Yapılacak iş:
Alacak davasına ilişkin içtihat metnini lütfen son cümlesinin ardından gelecek bölümü yazarak sürdürün.

Kaynak belge:
"İçtihat Metni"
MAHKEMESİ :... Mahkemesi
Taraflar arasında görülen alacak davasında verilen karar hakkında yapılan temyiz incelemesi sonucunda, Yargıtay (Kapatılan) 7. Hukuk Dairesince Mahkeme kararının bozulmasına karar verilmiştir.
Mahkemece bozmaya uyularak yeniden yapılan yargılama sonucunda; davanın kısmen kabulüne karar verilmiştir.
Mahkeme kararının taraf vekillerince temyiz edilmesi üzerine, Yargıtay (Kapatılan) 22. Hukuk Dairesince hükmün yeniden bozulmasına karar verilmiştir.
Mahkemece bozmaya uyularak yeniden yapılan yargılama sonucunda; davanın kısmen kabulüne karar verilmiştir.
Mahkeme kararı taraf vekillerince temyiz edilmekle; kesinlik, süre, temyiz şartı ve diğer usul eksiklikleri yönünden yapılan ön inceleme sonucunda, temyiz dilekçelerinin kabulüne karar verildikten ve Tetkik Hâkimi tarafından hazırlanan rapor dinlendikten sonra dosyadaki belgeler incelenip gereği düşünüldü:
I. DAVA
Asıl davada ve birleşen ... 5. ... Mahkemesinin 2003/1291 Esas sayılı dosyasında davacılar-birleşen diğer davada davalılar vekili; Ağaçlı ... Tic. Ltd. Şti. (Ağaçlı ... Şirketi) ile Admer Akaryakıt Otom. Nak. Tic. Ltd. Şti.nin (Admer Akaryakıt Şirketi) organik bağı bulunan şirketler olduğunu, Şirketin ... Yolu 12. km.de ... Petrole bağlı akaryakıt istasyonu işletmeciliği yaptığını, davalı ...'un 01.04.1998-13.03.2003 tarihleri arasında şirket müdürlüğü, diğer davalı ...'nın ise 08.04.2000-13.03.2003 tarihleri arasında müdür yardımcılığı yaptıklarını, davalıların akaryakıt istasyonunun işlerini ve işyeri bünyesinde bulunan marketin sevk ve idaresinden ... başlarına sorumlu olduklarını, davalılardan ... ve ...’nın hiçbir neden yokken mevcut işinden ayrılmak istediğini bildirdiğini, bunun üzerine Şirket yetkililerinin davalı ...'un zimmetinde bulunan malların tespitinin yapılması gerektiğini, hesapların karşılaştırılması sonucunda istifasının kabul edilebileceğini bildirdiklerini, yapılan incelemelerde sadece sigarada 2000 yılına dair açık miktarının 15.692,33 TL, 2003 yılının 2. ayında ise 5.591,37 TL olup Şirketin toplam 21.283,70 TL zarara uğratıldığını, tespit yapılmasının ardından davalıların 10,11,12 Mart 2003 tarihlerinde işe gelmediklerini, bu nedenle ... sözleşmesinin bildirimsiz ve zorunlu olarak feshedildiğini, ancak aynı ... tebliğ edilen ihtarname ile davalıların da ... sözleşmelerinin 16 ncı madde uyarınca feshettiklerini öğrendiklerini, bu hususun gerçeğe uygun olmadığını ileri sürerek 21.283,70 TL zararın faiziyle birlikte davalılardan tahsiline, davalılar tarafından açılan ve somut dosya ile birleştirilen davalara verdikleri cevapta ise ödenmeyen hak ve alacakları bulunmadığından davaların reddini istemişlerdir.

Verilen kayıtlar:
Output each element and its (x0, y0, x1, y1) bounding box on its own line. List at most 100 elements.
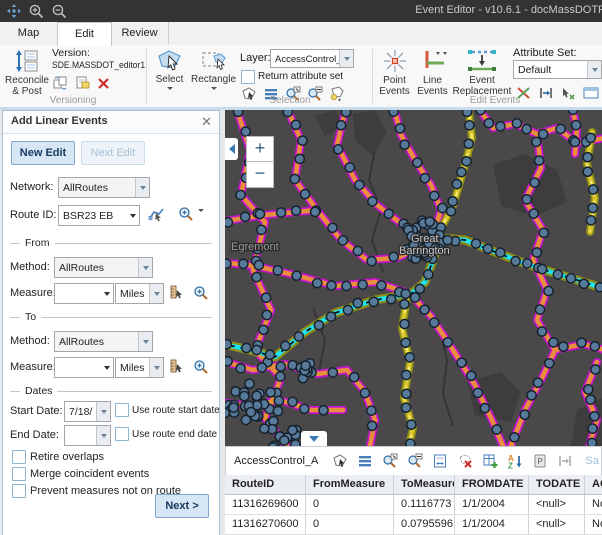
from-units-dropdown[interactable]: Miles (115, 283, 164, 304)
zoom-to-selection-icon[interactable] (382, 453, 398, 469)
panel-icon[interactable] (583, 86, 599, 100)
tab-map[interactable]: Map (0, 22, 58, 44)
map-zoom-in-button[interactable]: + (246, 136, 274, 162)
from-section-label: From (25, 237, 50, 249)
col-todate[interactable]: TODATE (529, 475, 585, 494)
start-date-caret[interactable] (96, 402, 110, 421)
from-measure-select-icon[interactable] (169, 285, 185, 300)
to-measure-combo[interactable] (54, 357, 114, 378)
col-ac[interactable]: AC (585, 475, 602, 494)
split-event-icon[interactable] (557, 454, 573, 468)
col-routeid[interactable]: RouteID (225, 475, 306, 494)
to-units-caret[interactable] (149, 358, 163, 377)
from-measure-caret[interactable] (100, 284, 113, 303)
line-events-button[interactable]: Line Events (413, 48, 452, 97)
route-zoom-icon[interactable] (178, 206, 194, 222)
edit-events-group-label: Edit Events (420, 95, 570, 106)
line-events-label: Line Events (417, 75, 448, 97)
reconcile-post-button[interactable]: Reconcile & Post (4, 48, 50, 97)
table-row[interactable]: 11316270600 0 0.0795596 1/1/2004 <null> … (225, 515, 602, 535)
from-units-caret[interactable] (149, 284, 163, 303)
return-attribute-set-label: Return attribute set (258, 71, 343, 82)
route-zoom-caret[interactable] (198, 212, 204, 224)
to-measure-select-icon[interactable] (169, 359, 185, 374)
collapse-table-button[interactable] (301, 431, 327, 446)
rectangle-button[interactable]: Rectangle (190, 48, 237, 90)
select-route-on-map-icon[interactable] (148, 206, 165, 222)
merge-coincident-label: Merge coincident events (30, 468, 149, 480)
route-id-caret[interactable] (126, 206, 139, 225)
tab-review[interactable]: Review (111, 22, 169, 44)
save-button[interactable]: Sa (585, 455, 598, 467)
reconcile-post-label: Reconcile & Post (5, 75, 49, 97)
use-route-start-checkbox[interactable] (115, 403, 129, 417)
delete-version-icon[interactable] (97, 77, 110, 90)
new-version-icon[interactable] (75, 76, 90, 90)
prevent-measures-checkbox[interactable] (12, 484, 26, 498)
show-measures-icon[interactable] (432, 453, 448, 469)
from-measure-combo[interactable] (54, 283, 114, 304)
map-view[interactable]: EgremontGreatBarrington + − (225, 110, 602, 446)
col-tomeasure[interactable]: ToMeasure (394, 475, 455, 494)
to-units-dropdown[interactable]: Miles (115, 357, 164, 378)
new-edit-button[interactable]: New Edit (11, 141, 75, 165)
to-method-caret[interactable] (138, 332, 152, 351)
to-measure-caret[interactable] (100, 358, 113, 377)
select-tool-icon (151, 48, 188, 73)
next-button[interactable]: Next > (155, 494, 209, 518)
end-date-caret[interactable] (96, 426, 110, 445)
ribbon-separator (146, 49, 147, 103)
zoom-out-icon[interactable] (51, 3, 68, 20)
add-linear-events-panel: Add Linear Events ✕ New Edit Next Edit N… (2, 110, 220, 535)
close-icon[interactable]: ✕ (201, 114, 212, 130)
cell-fromdate: 1/1/2004 (455, 495, 529, 514)
from-method-label: Method: (10, 261, 50, 273)
route-id-dropdown[interactable]: BSR23 EB (58, 205, 140, 226)
collapse-panel-button[interactable] (225, 138, 238, 160)
show-list-icon[interactable] (357, 453, 373, 469)
from-method-caret[interactable] (138, 258, 152, 277)
table-row[interactable]: 11316269600 0 0.1116773 1/1/2004 <null> … (225, 495, 602, 515)
return-attribute-set-checkbox[interactable] (241, 70, 255, 84)
rectangle-dropdown-caret[interactable] (211, 87, 217, 90)
map-canvas[interactable]: EgremontGreatBarrington (225, 110, 602, 446)
retire-overlaps-checkbox[interactable] (12, 450, 26, 464)
pan-icon[interactable] (6, 3, 22, 19)
end-date-picker[interactable] (64, 425, 111, 446)
conflicts-icon[interactable] (53, 76, 68, 90)
attribute-set-caret[interactable] (587, 61, 601, 78)
merge-coincident-checkbox[interactable] (12, 467, 26, 481)
attribute-set-dropdown[interactable]: Default (513, 60, 602, 79)
network-caret[interactable] (135, 178, 149, 197)
add-record-icon[interactable] (482, 453, 498, 469)
cell-todate: <null> (529, 515, 585, 534)
versioning-group-label: Versioning (0, 95, 146, 106)
to-method-dropdown[interactable]: AllRoutes (54, 331, 153, 352)
select-button[interactable]: Select (151, 48, 188, 90)
map-zoom-out-button[interactable]: − (246, 161, 274, 188)
point-events-button[interactable]: Point Events (376, 48, 413, 97)
select-features-icon[interactable] (332, 453, 348, 469)
to-measure-zoom-icon[interactable] (193, 359, 209, 375)
tab-edit[interactable]: Edit (57, 22, 112, 46)
from-method-dropdown[interactable]: AllRoutes (54, 257, 153, 278)
sort-icon[interactable]: AZ (507, 453, 523, 469)
zoom-in-icon[interactable] (28, 3, 45, 20)
layer-dropdown-caret[interactable] (339, 50, 353, 67)
col-fromdate[interactable]: FROMDATE (455, 475, 529, 494)
from-measure-zoom-icon[interactable] (193, 285, 209, 301)
select-dropdown-caret[interactable] (167, 87, 173, 90)
network-dropdown[interactable]: AllRoutes (58, 177, 150, 198)
route-id-label: Route ID: (10, 209, 56, 221)
pan-to-selection-icon[interactable] (407, 453, 423, 469)
start-date-picker[interactable]: 7/18/ (64, 401, 111, 422)
use-route-end-checkbox[interactable] (115, 427, 129, 441)
attribute-window-icon[interactable]: P (532, 453, 548, 469)
next-edit-button[interactable]: Next Edit (81, 141, 145, 165)
col-frommeasure[interactable]: FromMeasure (306, 475, 394, 494)
event-replacement-button[interactable]: Event Replacement (452, 48, 512, 97)
clear-selection-icon[interactable] (457, 453, 473, 469)
version-label: Version: (52, 47, 90, 59)
collapse-down-icon (309, 436, 319, 442)
layer-dropdown[interactable]: AccessControl_A (270, 49, 354, 68)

Alıştırmanın yanıtı:
II. CEVAP
Asıl dava ve birleşen ... 5. ... Mahkemesinin 2003/1291 Esas sayılı dosyasında davalılar- birleşen diğer davalarda davacılar vekilleri; müvekkillerinin, 01.01.2002-31.12.2002 ve 01.01.2003 - 28.02.2003 tarihleri arası market sayımı sonucu açıkların ortaya çıkması üzerine hırsızlık yapmakla suçlandıklarını, davacı müvekkillerinin bunun üzerine yaptığı araştırmada bu açıkların kimler tarafından ve nasıl yapıldığını belirleyerek bu durumu işverene bildirmesine rağmen işverenin ısrarla bu açıkların müvekkilleri tarafından karşılanmasını istediğini, ağır hakaretler, küfürler ve tehditlerde bulunduğunu, müvekkillerinin bunun üzerine ... sözleşmesini feshettiğini, davalının yanında ...’un müdür, ...’nın müdür yardımcısı olarak çalıştığını, aylık ücretlerinin 5.000,00 TL ve 3.600,00 TL olduğunu, feshin haksız olup işyerinde ödenmeyen alacakları bulunduğunu belirterek asıl davanın reddine karar verilmesi ile birleşen ... 10. ... Mahkemesinin 2003/1034 Esas sayılı dosyasında müvekkilleri ... lehine kıdem tazminatı ile ücret, asgari geçim indirimi, fazla çalışma ve ... ... ve genel tatil ücretinin; birleşen ... 6. ... Mahkemesinin 2003/968 Esas sayılı dosyasında müvekkilleri ... lehine kıdem tazminatı ile fazla çalışma, ... ... ve genel tatil ücreti alacaklarının hüküm altına alınmasını talep etmişlerdir.
III. MAHKEME KARARI
Mahkemenin 19.12.2012 tarihli ve 2003/911 Esas, 2012/987 Karar sayılı kararı ile; ceza dosyası kapsamı ve toplanan delillerden asıl dava ve birleşen ... 5. ... Mahkemesinin 2003/1291 Esas sayılı dosyasında davalı olan işçilerin, davacı olan Şirketleri 21.283,00 TL zarara uğrattıkları gerekçesiyle asıl davanın kabulüne, işçiler tarafından açılan ve birleşen işçilik alacağı davalarında ise kıdem tazminatı taleplerinin reddi ile davaların kısmen kabulüne karar verilmiştir.
IV. BOZMA VE BOZMADAN SONRAKİ YARGILAMA SÜRECİ
A. Birinci Bozma Kararı
1. Mahkemenin yukarıda belirtilen kararına karşı süresi içinde taraf vekilleri temyiz isteminde bulunmuşlardır.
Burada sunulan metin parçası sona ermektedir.